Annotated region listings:
- - - - -
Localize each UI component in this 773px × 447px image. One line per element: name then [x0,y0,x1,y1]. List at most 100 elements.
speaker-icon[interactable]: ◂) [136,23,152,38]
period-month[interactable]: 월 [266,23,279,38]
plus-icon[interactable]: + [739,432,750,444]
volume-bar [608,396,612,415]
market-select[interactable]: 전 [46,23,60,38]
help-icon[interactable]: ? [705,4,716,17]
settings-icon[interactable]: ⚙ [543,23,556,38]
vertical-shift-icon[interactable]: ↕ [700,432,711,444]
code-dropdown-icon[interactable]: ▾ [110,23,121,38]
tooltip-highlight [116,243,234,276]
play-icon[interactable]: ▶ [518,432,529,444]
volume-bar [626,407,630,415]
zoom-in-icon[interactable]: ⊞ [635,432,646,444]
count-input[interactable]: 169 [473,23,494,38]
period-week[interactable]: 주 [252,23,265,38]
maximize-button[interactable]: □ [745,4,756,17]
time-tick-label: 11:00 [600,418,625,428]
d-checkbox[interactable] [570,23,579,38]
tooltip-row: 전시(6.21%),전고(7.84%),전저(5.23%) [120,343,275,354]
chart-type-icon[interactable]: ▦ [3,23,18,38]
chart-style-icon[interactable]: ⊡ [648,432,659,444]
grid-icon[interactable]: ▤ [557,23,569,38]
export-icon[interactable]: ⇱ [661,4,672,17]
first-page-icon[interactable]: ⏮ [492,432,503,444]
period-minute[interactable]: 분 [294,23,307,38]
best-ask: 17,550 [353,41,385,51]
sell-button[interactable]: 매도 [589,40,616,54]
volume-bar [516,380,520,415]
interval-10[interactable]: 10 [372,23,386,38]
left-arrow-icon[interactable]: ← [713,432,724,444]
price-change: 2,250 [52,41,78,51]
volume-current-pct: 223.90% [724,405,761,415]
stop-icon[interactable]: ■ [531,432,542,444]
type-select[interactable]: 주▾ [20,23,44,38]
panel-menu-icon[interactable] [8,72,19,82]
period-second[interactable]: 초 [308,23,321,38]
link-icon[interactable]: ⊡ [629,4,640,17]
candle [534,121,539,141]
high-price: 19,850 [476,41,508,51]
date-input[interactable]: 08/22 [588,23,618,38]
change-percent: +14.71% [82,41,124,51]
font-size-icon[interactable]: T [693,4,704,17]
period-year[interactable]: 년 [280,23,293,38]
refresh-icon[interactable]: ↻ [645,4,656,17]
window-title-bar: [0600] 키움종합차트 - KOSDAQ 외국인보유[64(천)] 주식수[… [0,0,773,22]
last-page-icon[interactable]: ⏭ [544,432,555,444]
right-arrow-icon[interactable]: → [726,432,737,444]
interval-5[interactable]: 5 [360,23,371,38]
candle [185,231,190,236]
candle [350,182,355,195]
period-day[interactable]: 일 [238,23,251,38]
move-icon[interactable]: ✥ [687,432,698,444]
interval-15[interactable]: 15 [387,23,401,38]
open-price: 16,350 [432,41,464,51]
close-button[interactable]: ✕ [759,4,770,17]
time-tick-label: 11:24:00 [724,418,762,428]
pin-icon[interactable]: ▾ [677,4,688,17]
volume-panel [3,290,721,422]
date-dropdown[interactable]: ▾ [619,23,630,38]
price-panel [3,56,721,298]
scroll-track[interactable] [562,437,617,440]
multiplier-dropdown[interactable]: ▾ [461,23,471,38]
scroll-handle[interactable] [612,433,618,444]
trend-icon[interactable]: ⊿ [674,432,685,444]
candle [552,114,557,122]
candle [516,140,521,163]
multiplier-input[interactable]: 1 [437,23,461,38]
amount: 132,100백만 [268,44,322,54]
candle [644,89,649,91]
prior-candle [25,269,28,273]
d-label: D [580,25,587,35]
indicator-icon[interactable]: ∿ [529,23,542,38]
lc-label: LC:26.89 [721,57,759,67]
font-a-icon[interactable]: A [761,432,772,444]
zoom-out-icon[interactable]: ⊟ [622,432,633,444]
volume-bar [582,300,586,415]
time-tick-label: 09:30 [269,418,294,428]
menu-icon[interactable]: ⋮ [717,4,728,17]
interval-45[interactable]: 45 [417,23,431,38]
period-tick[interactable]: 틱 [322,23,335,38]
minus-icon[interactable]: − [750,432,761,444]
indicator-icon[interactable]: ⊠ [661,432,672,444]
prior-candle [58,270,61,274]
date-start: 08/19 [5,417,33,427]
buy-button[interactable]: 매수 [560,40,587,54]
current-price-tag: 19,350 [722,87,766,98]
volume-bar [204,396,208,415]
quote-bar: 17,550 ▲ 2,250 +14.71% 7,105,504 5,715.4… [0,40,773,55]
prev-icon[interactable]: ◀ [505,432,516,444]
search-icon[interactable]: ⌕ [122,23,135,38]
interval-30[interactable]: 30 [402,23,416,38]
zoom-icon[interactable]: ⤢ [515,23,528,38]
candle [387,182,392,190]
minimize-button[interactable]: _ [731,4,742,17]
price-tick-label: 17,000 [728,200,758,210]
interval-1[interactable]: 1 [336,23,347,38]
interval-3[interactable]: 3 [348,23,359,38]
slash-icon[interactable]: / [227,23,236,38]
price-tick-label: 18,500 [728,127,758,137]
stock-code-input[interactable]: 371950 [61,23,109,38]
- - - - -
Task directions:
Copy every line of the records above verbatim, with no changes.

In response:
Localize each UI component in this 773px × 447px image. One line per element: name then [x0,y0,x1,y1]. List at most 100 elements.
speaker-icon[interactable]: ◂) [136,23,152,38]
period-month[interactable]: 월 [266,23,279,38]
plus-icon[interactable]: + [739,432,750,444]
volume-bar [608,396,612,415]
market-select[interactable]: 전 [46,23,60,38]
help-icon[interactable]: ? [705,4,716,17]
settings-icon[interactable]: ⚙ [543,23,556,38]
vertical-shift-icon[interactable]: ↕ [700,432,711,444]
code-dropdown-icon[interactable]: ▾ [110,23,121,38]
tooltip-highlight [116,243,234,276]
play-icon[interactable]: ▶ [518,432,529,444]
volume-bar [626,407,630,415]
zoom-in-icon[interactable]: ⊞ [635,432,646,444]
count-input[interactable]: 169 [473,23,494,38]
period-week[interactable]: 주 [252,23,265,38]
maximize-button[interactable]: □ [745,4,756,17]
time-tick-label: 11:00 [600,418,625,428]
d-checkbox[interactable] [570,23,579,38]
tooltip-row: 전시(6.21%),전고(7.84%),전저(5.23%) [120,343,275,354]
chart-type-icon[interactable]: ▦ [3,23,18,38]
chart-style-icon[interactable]: ⊡ [648,432,659,444]
grid-icon[interactable]: ▤ [557,23,569,38]
export-icon[interactable]: ⇱ [661,4,672,17]
first-page-icon[interactable]: ⏮ [492,432,503,444]
period-minute[interactable]: 분 [294,23,307,38]
best-ask: 17,550 [353,41,385,51]
sell-button[interactable]: 매도 [589,40,616,54]
volume-bar [516,380,520,415]
interval-10[interactable]: 10 [372,23,386,38]
left-arrow-icon[interactable]: ← [713,432,724,444]
price-change: 2,250 [52,41,78,51]
volume-current-pct: 223.90% [724,405,761,415]
stop-icon[interactable]: ■ [531,432,542,444]
type-select[interactable]: 주▾ [20,23,44,38]
panel-menu-icon[interactable] [8,72,19,82]
period-second[interactable]: 초 [308,23,321,38]
link-icon[interactable]: ⊡ [629,4,640,17]
candle [534,121,539,141]
high-price: 19,850 [476,41,508,51]
date-input[interactable]: 08/22 [588,23,618,38]
change-percent: +14.71% [82,41,124,51]
font-size-icon[interactable]: T [693,4,704,17]
period-year[interactable]: 년 [280,23,293,38]
refresh-icon[interactable]: ↻ [645,4,656,17]
window-title-bar: [0600] 키움종합차트 - KOSDAQ 외국인보유[64(천)] 주식수[… [0,0,773,22]
last-page-icon[interactable]: ⏭ [544,432,555,444]
right-arrow-icon[interactable]: → [726,432,737,444]
interval-5[interactable]: 5 [360,23,371,38]
candle [185,231,190,236]
candle [350,182,355,195]
period-day[interactable]: 일 [238,23,251,38]
move-icon[interactable]: ✥ [687,432,698,444]
interval-15[interactable]: 15 [387,23,401,38]
open-price: 16,350 [432,41,464,51]
close-button[interactable]: ✕ [759,4,770,17]
time-tick-label: 11:24:00 [724,418,762,428]
pin-icon[interactable]: ▾ [677,4,688,17]
volume-panel [3,290,721,422]
date-dropdown[interactable]: ▾ [619,23,630,38]
price-panel [3,56,721,298]
scroll-track[interactable] [562,437,617,440]
multiplier-dropdown[interactable]: ▾ [461,23,471,38]
scroll-handle[interactable] [612,433,618,444]
trend-icon[interactable]: ⊿ [674,432,685,444]
candle [552,114,557,122]
candle [516,140,521,163]
multiplier-input[interactable]: 1 [437,23,461,38]
amount: 132,100백만 [268,44,322,54]
candle [644,89,649,91]
prior-candle [25,269,28,273]
d-label: D [580,25,587,35]
indicator-icon[interactable]: ∿ [529,23,542,38]
lc-label: LC:26.89 [721,57,759,67]
font-a-icon[interactable]: A [761,432,772,444]
zoom-out-icon[interactable]: ⊟ [622,432,633,444]
volume-bar [582,300,586,415]
time-tick-label: 09:30 [269,418,294,428]
menu-icon[interactable]: ⋮ [717,4,728,17]
interval-45[interactable]: 45 [417,23,431,38]
period-tick[interactable]: 틱 [322,23,335,38]
minus-icon[interactable]: − [750,432,761,444]
indicator-icon[interactable]: ⊠ [661,432,672,444]
prior-candle [58,270,61,274]
date-start: 08/19 [5,417,33,427]
buy-button[interactable]: 매수 [560,40,587,54]
current-price-tag: 19,350 [722,87,766,98]
volume-bar [204,396,208,415]
quote-bar: 17,550 ▲ 2,250 +14.71% 7,105,504 5,715.4… [0,40,773,55]
prev-icon[interactable]: ◀ [505,432,516,444]
search-icon[interactable]: ⌕ [122,23,135,38]
interval-30[interactable]: 30 [402,23,416,38]
zoom-icon[interactable]: ⤢ [515,23,528,38]
candle [387,182,392,190]
minimize-button[interactable]: _ [731,4,742,17]
price-tick-label: 17,000 [728,200,758,210]
interval-1[interactable]: 1 [336,23,347,38]
interval-3[interactable]: 3 [348,23,359,38]
slash-icon[interactable]: / [227,23,236,38]
price-tick-label: 18,500 [728,127,758,137]
stock-code-input[interactable]: 371950 [61,23,109,38]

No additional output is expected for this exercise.